Task objective: Leave out the pictures and transcribe the rest of the records exactly.

Extracted material:
## Start

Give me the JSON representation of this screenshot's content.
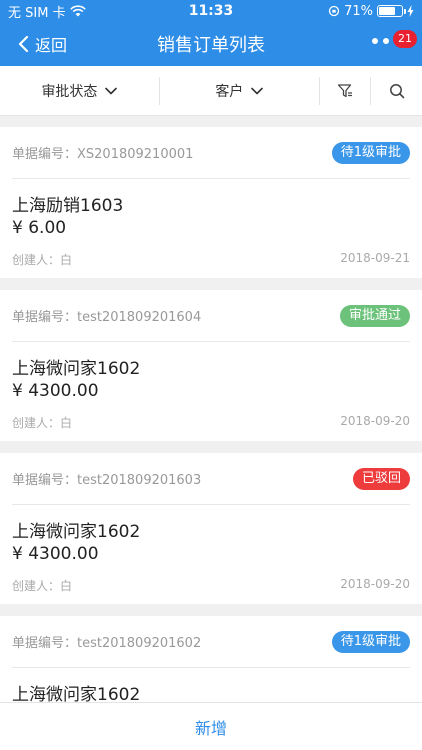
{
  "status_bar": {
    "carrier": "无 SIM 卡",
    "time": "11:33",
    "battery": "71%",
    "battery_level": 0.71
  },
  "nav": {
    "back_label": "返回",
    "title": "销售订单列表",
    "badge": "21"
  },
  "filters": {
    "status_label": "审批状态",
    "customer_label": "客户"
  },
  "colors": {
    "primary": "#2e8de6",
    "pending": "#3a96e8",
    "approved": "#6cc27a",
    "rejected": "#ee3b3b"
  },
  "orders": [
    {
      "doc_no": "单据编号：XS201809210001",
      "status": "待1级审批",
      "status_type": "pending",
      "customer": "上海励销1603",
      "amount": "¥ 6.00",
      "creator": "创建人：白",
      "date": "2018-09-21"
    },
    {
      "doc_no": "单据编号：test201809201604",
      "status": "审批通过",
      "status_type": "approved",
      "customer": "上海微问家1602",
      "amount": "¥ 4300.00",
      "creator": "创建人：白",
      "date": "2018-09-20"
    },
    {
      "doc_no": "单据编号：test201809201603",
      "status": "已驳回",
      "status_type": "rejected",
      "customer": "上海微问家1602",
      "amount": "¥ 4300.00",
      "creator": "创建人：白",
      "date": "2018-09-20"
    },
    {
      "doc_no": "单据编号：test201809201602",
      "status": "待1级审批",
      "status_type": "pending",
      "customer": "上海微问家1602",
      "amount": "",
      "creator": "",
      "date": ""
    }
  ],
  "bottom": {
    "add_label": "新增"
  }
}
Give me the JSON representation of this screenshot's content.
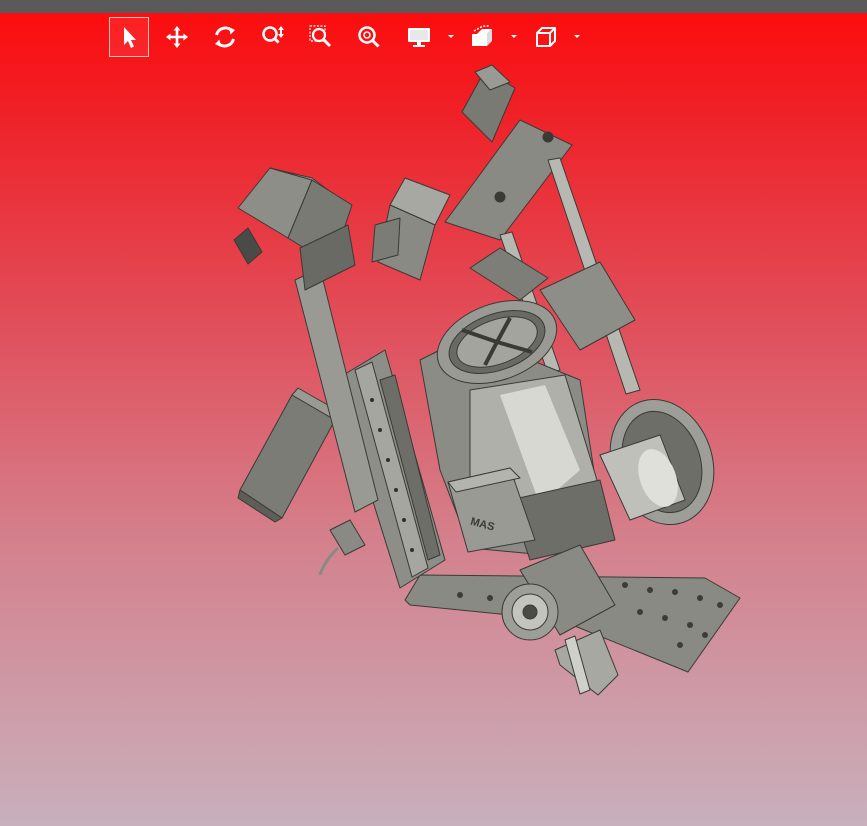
{
  "toolbar": {
    "tools": [
      {
        "icon": "select-arrow-icon",
        "active": true
      },
      {
        "icon": "pan-icon"
      },
      {
        "icon": "rotate-icon"
      },
      {
        "icon": "zoom-icon"
      },
      {
        "icon": "zoom-window-icon"
      },
      {
        "icon": "zoom-fit-icon"
      },
      {
        "icon": "display-mode-icon",
        "dropdown": true
      },
      {
        "icon": "section-view-icon",
        "dropdown": true
      },
      {
        "icon": "view-cube-icon",
        "dropdown": true
      }
    ]
  },
  "model": {
    "motor_label": "MAS"
  },
  "colors": {
    "background_top": "#ff0a0a",
    "background_bottom": "#c8b0bc",
    "titlebar": "#5a5a5a",
    "icon": "#ffffff",
    "metal": "#8a8a84"
  }
}
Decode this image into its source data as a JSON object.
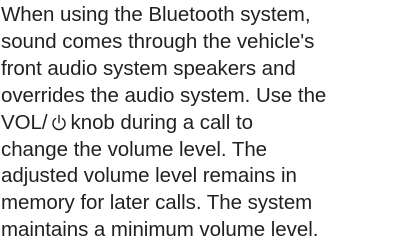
{
  "document": {
    "lines": [
      "When using the Bluetooth system,",
      "sound comes through the vehicle's",
      "front audio system speakers and",
      "overrides the audio system. Use the",
      {
        "before": "VOL/",
        "icon": "power-icon",
        "after": "knob during a call to"
      },
      "change the volume level. The",
      "adjusted volume level remains in",
      "memory for later calls. The system",
      "maintains a minimum volume level."
    ]
  },
  "colors": {
    "text": "#231f20",
    "background": "#ffffff"
  }
}
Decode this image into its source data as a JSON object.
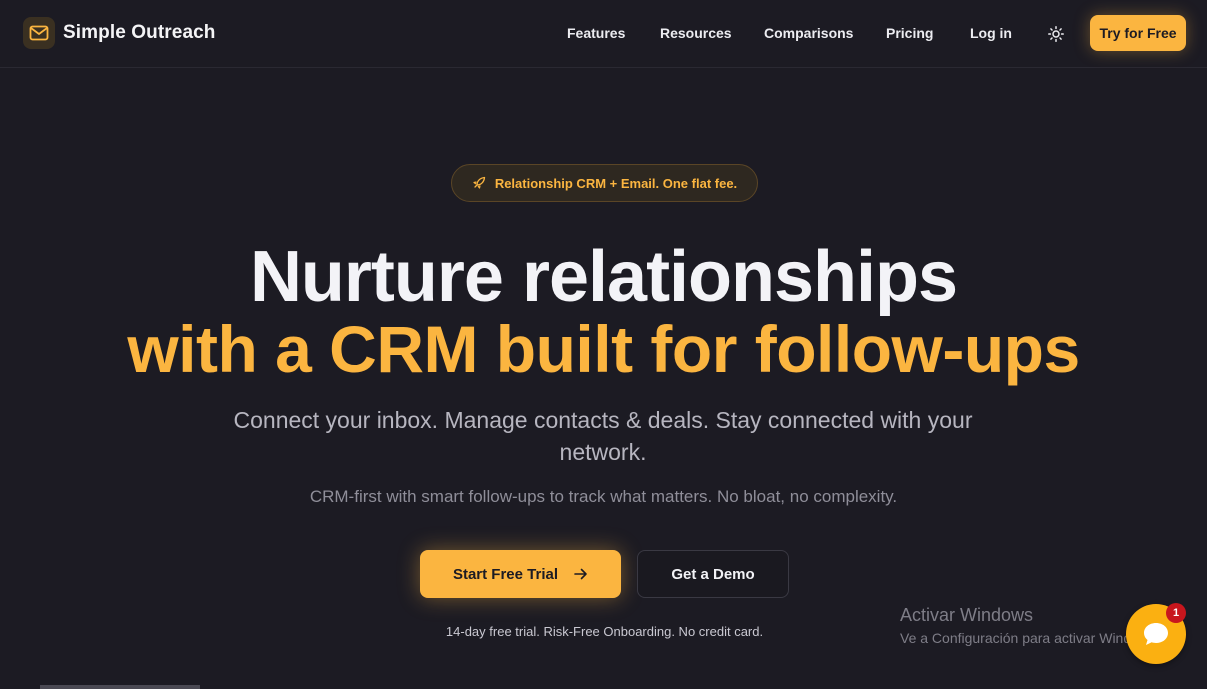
{
  "header": {
    "brand_name": "Simple Outreach",
    "nav": {
      "features": "Features",
      "resources": "Resources",
      "comparisons": "Comparisons",
      "pricing": "Pricing",
      "login": "Log in"
    },
    "cta_label": "Try for Free"
  },
  "hero": {
    "badge": "Relationship CRM + Email. One flat fee.",
    "headline_line1": "Nurture relationships",
    "headline_line2": "with a CRM built for follow-ups",
    "subheading": "Connect your inbox. Manage contacts & deals. Stay connected with your network.",
    "tagline": "CRM-first with smart follow-ups to track what matters. No bloat, no complexity.",
    "primary_cta": "Start Free Trial",
    "secondary_cta": "Get a Demo",
    "fineprint": "14-day free trial. Risk-Free Onboarding. No credit card."
  },
  "watermark": {
    "title": "Activar Windows",
    "subtitle": "Ve a Configuración para activar Windows."
  },
  "chat": {
    "unread_count": "1"
  },
  "colors": {
    "background": "#1c1b23",
    "accent": "#fbb540",
    "heading": "#f3f3f7",
    "muted": "#b7b6c0",
    "badge_red": "#c8161d"
  },
  "icons": {
    "brand": "mail-icon",
    "badge": "rocket-icon",
    "theme": "sun-icon",
    "cta": "arrow-right-icon",
    "chat": "chat-bubble-icon"
  }
}
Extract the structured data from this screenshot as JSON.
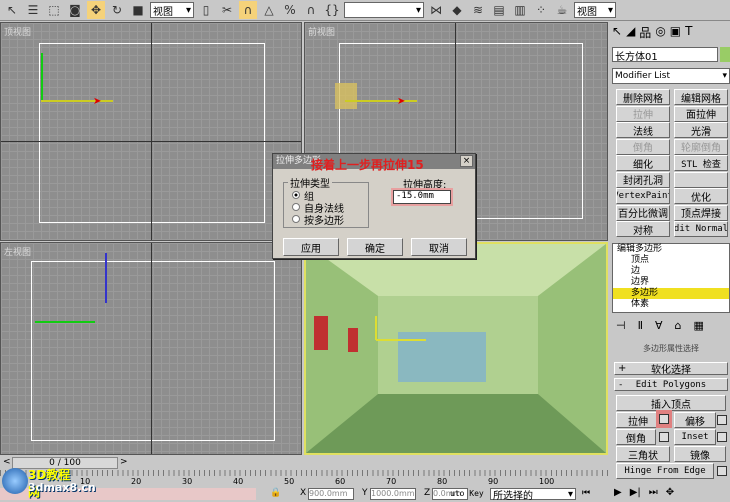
{
  "toolbar": {
    "view_select": "视图",
    "view_select2": "视图",
    "named_sel": "",
    "colors": {
      "active": "#f5d27a"
    }
  },
  "viewports": {
    "top": "顶视图",
    "front": "前视图",
    "left": "左视图",
    "perspective": ""
  },
  "dialog": {
    "title": "拉伸多边形",
    "annotation": "接着上一步再拉伸15",
    "group_label": "拉伸类型",
    "options": [
      "组",
      "自身法线",
      "按多边形"
    ],
    "selected": 0,
    "height_label": "拉伸高度:",
    "height_value": "-15.0mm",
    "apply": "应用",
    "ok": "确定",
    "cancel": "取消"
  },
  "panel": {
    "object_name": "长方体01",
    "modifier_list": "Modifier List",
    "buttons": [
      "删除网格",
      "编辑网格",
      "拉伸",
      "面拉伸",
      "法线",
      "光滑",
      "倒角",
      "轮廓倒角",
      "细化",
      "STL 检查",
      "封闭孔洞",
      "",
      "VertexPaint",
      "优化",
      "百分比微调",
      "顶点焊接",
      "对称",
      "dit Normal"
    ],
    "stack": [
      "编辑多边形",
      "顶点",
      "边",
      "边界",
      "多边形",
      "体素"
    ],
    "stack_selected": 4,
    "rollout_title": "多边形属性选择",
    "soft_sel": "软化选择",
    "edit_polys": "Edit Polygons",
    "insert_vertex": "插入顶点",
    "extrude": "拉伸",
    "outline": "偏移",
    "bevel": "倒角",
    "inset": "Inset",
    "triangulate": "三角状",
    "mirror": "镜像",
    "hinge": "Hinge From Edge"
  },
  "timeline": {
    "frame": "0 / 100",
    "ticks": [
      "10",
      "20",
      "30",
      "40",
      "50",
      "60",
      "70",
      "80",
      "90",
      "100"
    ]
  },
  "status": {
    "x": "900.0mm",
    "y": "1000.0mm",
    "z": "0.0mm",
    "autokey": "uto Key",
    "key_select": "所选择的"
  },
  "watermark": {
    "line1": "3D教程网",
    "line2": "3dmax8.cn"
  }
}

## End

Task answer:
Give me the JSON representation of this screenshot's content.
{
  "status_bar": {
    "carrier": "无 SIM 卡",
    "time": "11:33",
    "battery": "71%",
    "battery_level": 0.71
  },
  "nav": {
    "back_label": "返回",
    "title": "销售订单列表",
    "badge": "21"
  },
  "filters": {
    "status_label": "审批状态",
    "customer_label": "客户"
  },
  "colors": {
    "primary": "#2e8de6",
    "pending": "#3a96e8",
    "approved": "#6cc27a",
    "rejected": "#ee3b3b"
  },
  "orders": [
    {
      "doc_no": "单据编号：XS201809210001",
      "status": "待1级审批",
      "status_type": "pending",
      "customer": "上海励销1603",
      "amount": "¥ 6.00",
      "creator": "创建人：白",
      "date": "2018-09-21"
    },
    {
      "doc_no": "单据编号：test201809201604",
      "status": "审批通过",
      "status_type": "approved",
      "customer": "上海微问家1602",
      "amount": "¥ 4300.00",
      "creator": "创建人：白",
      "date": "2018-09-20"
    },
    {
      "doc_no": "单据编号：test201809201603",
      "status": "已驳回",
      "status_type": "rejected",
      "customer": "上海微问家1602",
      "amount": "¥ 4300.00",
      "creator": "创建人：白",
      "date": "2018-09-20"
    },
    {
      "doc_no": "单据编号：test201809201602",
      "status": "待1级审批",
      "status_type": "pending",
      "customer": "上海微问家1602",
      "amount": "",
      "creator": "",
      "date": ""
    }
  ],
  "bottom": {
    "add_label": "新增"
  }
}
Give me the JSON representation of this screenshot's content.
{
  "toolbar": {
    "tools": [
      {
        "icon": "select-arrow-icon",
        "active": true
      },
      {
        "icon": "pan-icon"
      },
      {
        "icon": "rotate-icon"
      },
      {
        "icon": "zoom-icon"
      },
      {
        "icon": "zoom-window-icon"
      },
      {
        "icon": "zoom-fit-icon"
      },
      {
        "icon": "display-mode-icon",
        "dropdown": true
      },
      {
        "icon": "section-view-icon",
        "dropdown": true
      },
      {
        "icon": "view-cube-icon",
        "dropdown": true
      }
    ]
  },
  "model": {
    "motor_label": "MAS"
  },
  "colors": {
    "background_top": "#ff0a0a",
    "background_bottom": "#c8b0bc",
    "titlebar": "#5a5a5a",
    "icon": "#ffffff",
    "metal": "#8a8a84"
  }
}
Decode this image into its source data as a JSON object.
{
  "document": {
    "lines": [
      "When using the Bluetooth system,",
      "sound comes through the vehicle's",
      "front audio system speakers and",
      "overrides the audio system. Use the",
      {
        "before": "VOL/",
        "icon": "power-icon",
        "after": "knob during a call to"
      },
      "change the volume level. The",
      "adjusted volume level remains in",
      "memory for later calls. The system",
      "maintains a minimum volume level."
    ]
  },
  "colors": {
    "text": "#231f20",
    "background": "#ffffff"
  }
}
Decode this image into its source data as a JSON object.
{
  "header": {
    "brand_name": "Simple Outreach",
    "nav": {
      "features": "Features",
      "resources": "Resources",
      "comparisons": "Comparisons",
      "pricing": "Pricing",
      "login": "Log in"
    },
    "cta_label": "Try for Free"
  },
  "hero": {
    "badge": "Relationship CRM + Email. One flat fee.",
    "headline_line1": "Nurture relationships",
    "headline_line2": "with a CRM built for follow-ups",
    "subheading": "Connect your inbox. Manage contacts & deals. Stay connected with your network.",
    "tagline": "CRM-first with smart follow-ups to track what matters. No bloat, no complexity.",
    "primary_cta": "Start Free Trial",
    "secondary_cta": "Get a Demo",
    "fineprint": "14-day free trial. Risk-Free Onboarding. No credit card."
  },
  "watermark": {
    "title": "Activar Windows",
    "subtitle": "Ve a Configuración para activar Windows."
  },
  "chat": {
    "unread_count": "1"
  },
  "colors": {
    "background": "#1c1b23",
    "accent": "#fbb540",
    "heading": "#f3f3f7",
    "muted": "#b7b6c0",
    "badge_red": "#c8161d"
  },
  "icons": {
    "brand": "mail-icon",
    "badge": "rocket-icon",
    "theme": "sun-icon",
    "cta": "arrow-right-icon",
    "chat": "chat-bubble-icon"
  }
}
Extract the structured data from this screenshot as JSON.
{
  "toolbar": {
    "view_select": "视图",
    "view_select2": "视图",
    "named_sel": "",
    "colors": {
      "active": "#f5d27a"
    }
  },
  "viewports": {
    "top": "顶视图",
    "front": "前视图",
    "left": "左视图",
    "perspective": ""
  },
  "dialog": {
    "title": "拉伸多边形",
    "annotation": "接着上一步再拉伸15",
    "group_label": "拉伸类型",
    "options": [
      "组",
      "自身法线",
      "按多边形"
    ],
    "selected": 0,
    "height_label": "拉伸高度:",
    "height_value": "-15.0mm",
    "apply": "应用",
    "ok": "确定",
    "cancel": "取消"
  },
  "panel": {
    "object_name": "长方体01",
    "modifier_list": "Modifier List",
    "buttons": [
      "删除网格",
      "编辑网格",
      "拉伸",
      "面拉伸",
      "法线",
      "光滑",
      "倒角",
      "轮廓倒角",
      "细化",
      "STL 检查",
      "封闭孔洞",
      "",
      "VertexPaint",
      "优化",
      "百分比微调",
      "顶点焊接",
      "对称",
      "dit Normal"
    ],
    "stack": [
      "编辑多边形",
      "顶点",
      "边",
      "边界",
      "多边形",
      "体素"
    ],
    "stack_selected": 4,
    "rollout_title": "多边形属性选择",
    "soft_sel": "软化选择",
    "edit_polys": "Edit Polygons",
    "insert_vertex": "插入顶点",
    "extrude": "拉伸",
    "outline": "偏移",
    "bevel": "倒角",
    "inset": "Inset",
    "triangulate": "三角状",
    "mirror": "镜像",
    "hinge": "Hinge From Edge"
  },
  "timeline": {
    "frame": "0 / 100",
    "ticks": [
      "10",
      "20",
      "30",
      "40",
      "50",
      "60",
      "70",
      "80",
      "90",
      "100"
    ]
  },
  "status": {
    "x": "900.0mm",
    "y": "1000.0mm",
    "z": "0.0mm",
    "autokey": "uto Key",
    "key_select": "所选择的"
  },
  "watermark": {
    "line1": "3D教程网",
    "line2": "3dmax8.cn"
  }
}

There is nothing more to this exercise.